** START OF Raw data **

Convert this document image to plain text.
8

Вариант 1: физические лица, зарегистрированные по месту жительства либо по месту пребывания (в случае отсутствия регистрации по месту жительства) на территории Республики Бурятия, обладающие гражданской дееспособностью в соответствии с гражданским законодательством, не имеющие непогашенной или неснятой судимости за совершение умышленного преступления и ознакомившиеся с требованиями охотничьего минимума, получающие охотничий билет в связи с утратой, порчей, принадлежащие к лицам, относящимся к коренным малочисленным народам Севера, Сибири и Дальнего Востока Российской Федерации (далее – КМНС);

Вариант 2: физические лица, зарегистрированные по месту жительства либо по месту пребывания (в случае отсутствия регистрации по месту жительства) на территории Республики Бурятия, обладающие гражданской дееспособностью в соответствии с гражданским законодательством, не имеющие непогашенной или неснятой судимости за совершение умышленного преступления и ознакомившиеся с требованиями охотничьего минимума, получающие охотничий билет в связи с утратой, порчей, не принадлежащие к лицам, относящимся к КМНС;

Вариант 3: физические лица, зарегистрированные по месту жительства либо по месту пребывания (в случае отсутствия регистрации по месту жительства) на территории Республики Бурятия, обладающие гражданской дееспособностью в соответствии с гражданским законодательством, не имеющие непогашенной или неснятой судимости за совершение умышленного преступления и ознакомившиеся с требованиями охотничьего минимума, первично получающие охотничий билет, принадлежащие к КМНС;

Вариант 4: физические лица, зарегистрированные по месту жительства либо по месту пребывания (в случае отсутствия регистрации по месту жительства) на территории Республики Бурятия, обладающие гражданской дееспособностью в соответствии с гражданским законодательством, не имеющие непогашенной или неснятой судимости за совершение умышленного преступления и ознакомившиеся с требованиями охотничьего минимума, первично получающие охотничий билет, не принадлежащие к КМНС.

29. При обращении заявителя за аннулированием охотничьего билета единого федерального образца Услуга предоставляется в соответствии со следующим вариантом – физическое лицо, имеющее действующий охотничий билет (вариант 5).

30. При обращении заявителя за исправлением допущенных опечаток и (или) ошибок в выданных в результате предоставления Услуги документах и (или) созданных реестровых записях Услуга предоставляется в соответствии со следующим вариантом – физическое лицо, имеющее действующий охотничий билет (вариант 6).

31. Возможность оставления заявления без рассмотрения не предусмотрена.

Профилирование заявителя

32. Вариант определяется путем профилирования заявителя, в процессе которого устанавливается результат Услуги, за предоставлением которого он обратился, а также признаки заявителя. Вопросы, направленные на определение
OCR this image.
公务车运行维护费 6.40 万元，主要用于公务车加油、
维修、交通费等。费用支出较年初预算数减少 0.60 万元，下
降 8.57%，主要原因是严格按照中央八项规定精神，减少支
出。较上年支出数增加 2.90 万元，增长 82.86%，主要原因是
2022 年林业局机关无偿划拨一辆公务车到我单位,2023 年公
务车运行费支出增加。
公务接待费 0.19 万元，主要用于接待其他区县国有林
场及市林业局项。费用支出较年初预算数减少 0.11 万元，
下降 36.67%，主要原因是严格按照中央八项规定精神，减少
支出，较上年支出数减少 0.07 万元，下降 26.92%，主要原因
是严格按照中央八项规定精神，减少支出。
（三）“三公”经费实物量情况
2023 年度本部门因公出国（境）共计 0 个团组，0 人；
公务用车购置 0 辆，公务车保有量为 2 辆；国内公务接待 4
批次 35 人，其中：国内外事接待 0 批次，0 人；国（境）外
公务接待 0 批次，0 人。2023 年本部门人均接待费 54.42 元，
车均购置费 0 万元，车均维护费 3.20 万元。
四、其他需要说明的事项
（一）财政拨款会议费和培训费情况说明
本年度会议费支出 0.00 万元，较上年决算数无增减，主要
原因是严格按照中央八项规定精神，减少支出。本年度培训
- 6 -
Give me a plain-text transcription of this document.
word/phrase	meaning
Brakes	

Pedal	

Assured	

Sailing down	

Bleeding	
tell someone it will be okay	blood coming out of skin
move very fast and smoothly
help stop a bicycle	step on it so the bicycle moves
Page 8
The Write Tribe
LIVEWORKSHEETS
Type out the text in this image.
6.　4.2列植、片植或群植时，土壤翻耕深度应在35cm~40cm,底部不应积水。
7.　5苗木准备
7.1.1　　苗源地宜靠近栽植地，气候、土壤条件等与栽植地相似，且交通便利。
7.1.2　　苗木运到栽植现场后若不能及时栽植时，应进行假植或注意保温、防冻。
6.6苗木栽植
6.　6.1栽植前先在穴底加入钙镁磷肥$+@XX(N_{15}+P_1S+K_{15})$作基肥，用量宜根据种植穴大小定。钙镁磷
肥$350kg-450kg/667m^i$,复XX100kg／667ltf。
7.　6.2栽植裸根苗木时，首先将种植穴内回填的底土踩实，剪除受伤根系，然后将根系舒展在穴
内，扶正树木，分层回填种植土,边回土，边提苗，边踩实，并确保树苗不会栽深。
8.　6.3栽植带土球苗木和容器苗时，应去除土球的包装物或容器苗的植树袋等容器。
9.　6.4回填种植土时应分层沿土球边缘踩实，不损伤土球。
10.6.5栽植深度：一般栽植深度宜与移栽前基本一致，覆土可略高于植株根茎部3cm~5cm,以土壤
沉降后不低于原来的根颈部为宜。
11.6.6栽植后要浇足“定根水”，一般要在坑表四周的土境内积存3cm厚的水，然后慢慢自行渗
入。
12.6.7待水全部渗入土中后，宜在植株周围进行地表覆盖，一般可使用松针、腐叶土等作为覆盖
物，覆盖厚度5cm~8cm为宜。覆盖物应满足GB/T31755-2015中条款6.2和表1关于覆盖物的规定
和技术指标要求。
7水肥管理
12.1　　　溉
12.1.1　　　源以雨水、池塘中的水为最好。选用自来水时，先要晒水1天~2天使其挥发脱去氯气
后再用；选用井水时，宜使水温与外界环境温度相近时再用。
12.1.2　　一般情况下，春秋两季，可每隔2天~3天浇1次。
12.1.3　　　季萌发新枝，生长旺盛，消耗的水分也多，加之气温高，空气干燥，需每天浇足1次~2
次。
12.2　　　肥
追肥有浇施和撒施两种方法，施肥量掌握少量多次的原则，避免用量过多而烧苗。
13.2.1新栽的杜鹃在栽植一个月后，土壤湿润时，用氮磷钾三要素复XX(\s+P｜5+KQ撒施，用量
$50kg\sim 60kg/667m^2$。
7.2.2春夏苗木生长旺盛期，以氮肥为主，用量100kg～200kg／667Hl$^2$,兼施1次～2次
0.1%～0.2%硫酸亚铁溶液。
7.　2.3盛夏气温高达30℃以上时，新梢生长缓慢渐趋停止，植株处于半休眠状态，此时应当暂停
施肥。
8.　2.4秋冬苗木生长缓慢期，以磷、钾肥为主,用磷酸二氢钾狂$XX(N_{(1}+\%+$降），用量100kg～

** END OF Raw data **

Problem -
Using the records above, pull out each line where the word "document" occurs.

Exercise answer -
Convert this document image to plain text.
Give me a plain-text transcription of this document.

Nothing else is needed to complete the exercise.